[Begin TASK INPUTS]
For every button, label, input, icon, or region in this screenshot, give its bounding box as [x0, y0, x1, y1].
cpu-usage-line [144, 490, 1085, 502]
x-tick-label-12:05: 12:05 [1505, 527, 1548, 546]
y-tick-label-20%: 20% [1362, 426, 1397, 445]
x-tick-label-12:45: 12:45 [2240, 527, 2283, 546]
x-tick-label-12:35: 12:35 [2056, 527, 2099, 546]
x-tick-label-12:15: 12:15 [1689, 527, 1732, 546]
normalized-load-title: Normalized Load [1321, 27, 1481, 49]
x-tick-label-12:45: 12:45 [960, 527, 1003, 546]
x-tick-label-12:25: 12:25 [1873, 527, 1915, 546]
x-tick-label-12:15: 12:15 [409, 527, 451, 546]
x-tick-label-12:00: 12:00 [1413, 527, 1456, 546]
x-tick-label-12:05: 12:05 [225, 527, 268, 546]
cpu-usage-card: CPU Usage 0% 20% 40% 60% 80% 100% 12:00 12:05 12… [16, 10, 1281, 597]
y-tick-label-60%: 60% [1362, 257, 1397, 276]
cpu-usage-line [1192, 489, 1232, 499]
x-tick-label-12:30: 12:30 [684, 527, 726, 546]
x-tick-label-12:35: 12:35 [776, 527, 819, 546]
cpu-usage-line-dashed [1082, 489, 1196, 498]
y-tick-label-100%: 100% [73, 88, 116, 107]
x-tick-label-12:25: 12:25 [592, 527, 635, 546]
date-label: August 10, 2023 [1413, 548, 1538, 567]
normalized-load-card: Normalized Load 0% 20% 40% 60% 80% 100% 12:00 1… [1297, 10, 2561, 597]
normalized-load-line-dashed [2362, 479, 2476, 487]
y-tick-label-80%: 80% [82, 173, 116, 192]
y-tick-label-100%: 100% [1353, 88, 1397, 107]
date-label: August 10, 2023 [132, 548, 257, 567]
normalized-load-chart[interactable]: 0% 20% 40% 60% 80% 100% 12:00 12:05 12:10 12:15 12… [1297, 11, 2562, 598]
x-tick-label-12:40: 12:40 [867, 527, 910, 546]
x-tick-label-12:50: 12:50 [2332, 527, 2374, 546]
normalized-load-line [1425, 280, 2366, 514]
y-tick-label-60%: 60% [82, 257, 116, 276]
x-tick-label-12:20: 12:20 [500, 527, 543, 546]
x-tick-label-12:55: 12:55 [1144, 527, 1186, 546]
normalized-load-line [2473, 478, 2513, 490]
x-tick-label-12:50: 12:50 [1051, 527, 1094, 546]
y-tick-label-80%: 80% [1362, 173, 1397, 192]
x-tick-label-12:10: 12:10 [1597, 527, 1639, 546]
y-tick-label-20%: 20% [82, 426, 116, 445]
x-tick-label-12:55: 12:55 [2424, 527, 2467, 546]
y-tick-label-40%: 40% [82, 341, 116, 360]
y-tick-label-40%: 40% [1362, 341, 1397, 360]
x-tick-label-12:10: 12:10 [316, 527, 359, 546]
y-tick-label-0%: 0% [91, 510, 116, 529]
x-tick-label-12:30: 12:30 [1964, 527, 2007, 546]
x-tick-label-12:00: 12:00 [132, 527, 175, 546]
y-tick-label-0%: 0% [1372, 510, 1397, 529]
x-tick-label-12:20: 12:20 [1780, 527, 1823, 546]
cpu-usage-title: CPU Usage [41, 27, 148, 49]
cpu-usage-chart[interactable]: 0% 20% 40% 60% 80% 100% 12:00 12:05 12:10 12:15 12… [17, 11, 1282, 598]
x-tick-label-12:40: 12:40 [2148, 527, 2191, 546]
[End TASK INPUTS]
Write out every one of the lines above as a numbered list, leaving out any blank lines.

▶ _TASK RESULT_:
1. For every button, label, input, icon, or region in this screenshot, give its bounding box as [x0, y0, x1, y1].
2. cpu-usage-line [144, 490, 1085, 502]
3. x-tick-label-12:05: 12:05 [1505, 527, 1548, 546]
4. y-tick-label-20%: 20% [1362, 426, 1397, 445]
5. x-tick-label-12:45: 12:45 [2240, 527, 2283, 546]
6. x-tick-label-12:35: 12:35 [2056, 527, 2099, 546]
7. x-tick-label-12:15: 12:15 [1689, 527, 1732, 546]
8. normalized-load-title: Normalized Load [1321, 27, 1481, 49]
9. x-tick-label-12:45: 12:45 [960, 527, 1003, 546]
10. x-tick-label-12:25: 12:25 [1873, 527, 1915, 546]
11. x-tick-label-12:15: 12:15 [409, 527, 451, 546]
12. x-tick-label-12:00: 12:00 [1413, 527, 1456, 546]
13. x-tick-label-12:05: 12:05 [225, 527, 268, 546]
14. cpu-usage-card: CPU Usage 0% 20% 40% 60% 80% 100% 12:00 12:05 12… [16, 10, 1281, 597]
15. y-tick-label-60%: 60% [1362, 257, 1397, 276]
16. cpu-usage-line [1192, 489, 1232, 499]
17. x-tick-label-12:30: 12:30 [684, 527, 726, 546]
18. x-tick-label-12:35: 12:35 [776, 527, 819, 546]
19. cpu-usage-line-dashed [1082, 489, 1196, 498]
20. y-tick-label-100%: 100% [73, 88, 116, 107]
21. x-tick-label-12:25: 12:25 [592, 527, 635, 546]
22. date-label: August 10, 2023 [1413, 548, 1538, 567]
23. normalized-load-card: Normalized Load 0% 20% 40% 60% 80% 100% 12:00 1… [1297, 10, 2561, 597]
24. normalized-load-line-dashed [2362, 479, 2476, 487]
25. y-tick-label-80%: 80% [82, 173, 116, 192]
26. y-tick-label-100%: 100% [1353, 88, 1397, 107]
27. date-label: August 10, 2023 [132, 548, 257, 567]
28. normalized-load-chart[interactable]: 0% 20% 40% 60% 80% 100% 12:00 12:05 12:10 12:15 12… [1297, 11, 2562, 598]
29. x-tick-label-12:40: 12:40 [867, 527, 910, 546]
30. x-tick-label-12:50: 12:50 [2332, 527, 2374, 546]
31. normalized-load-line [1425, 280, 2366, 514]
32. y-tick-label-60%: 60% [82, 257, 116, 276]
33. x-tick-label-12:20: 12:20 [500, 527, 543, 546]
34. x-tick-label-12:55: 12:55 [1144, 527, 1186, 546]
35. normalized-load-line [2473, 478, 2513, 490]
36. x-tick-label-12:50: 12:50 [1051, 527, 1094, 546]
37. y-tick-label-80%: 80% [1362, 173, 1397, 192]
38. x-tick-label-12:10: 12:10 [1597, 527, 1639, 546]
39. y-tick-label-20%: 20% [82, 426, 116, 445]
40. x-tick-label-12:55: 12:55 [2424, 527, 2467, 546]
41. y-tick-label-40%: 40% [82, 341, 116, 360]
42. y-tick-label-40%: 40% [1362, 341, 1397, 360]
43. x-tick-label-12:10: 12:10 [316, 527, 359, 546]
44. y-tick-label-0%: 0% [91, 510, 116, 529]
45. x-tick-label-12:30: 12:30 [1964, 527, 2007, 546]
46. x-tick-label-12:00: 12:00 [132, 527, 175, 546]
47. y-tick-label-0%: 0% [1372, 510, 1397, 529]
48. x-tick-label-12:20: 12:20 [1780, 527, 1823, 546]
49. cpu-usage-title: CPU Usage [41, 27, 148, 49]
50. cpu-usage-chart[interactable]: 0% 20% 40% 60% 80% 100% 12:00 12:05 12:10 12:15 12… [17, 11, 1282, 598]
51. x-tick-label-12:40: 12:40 [2148, 527, 2191, 546]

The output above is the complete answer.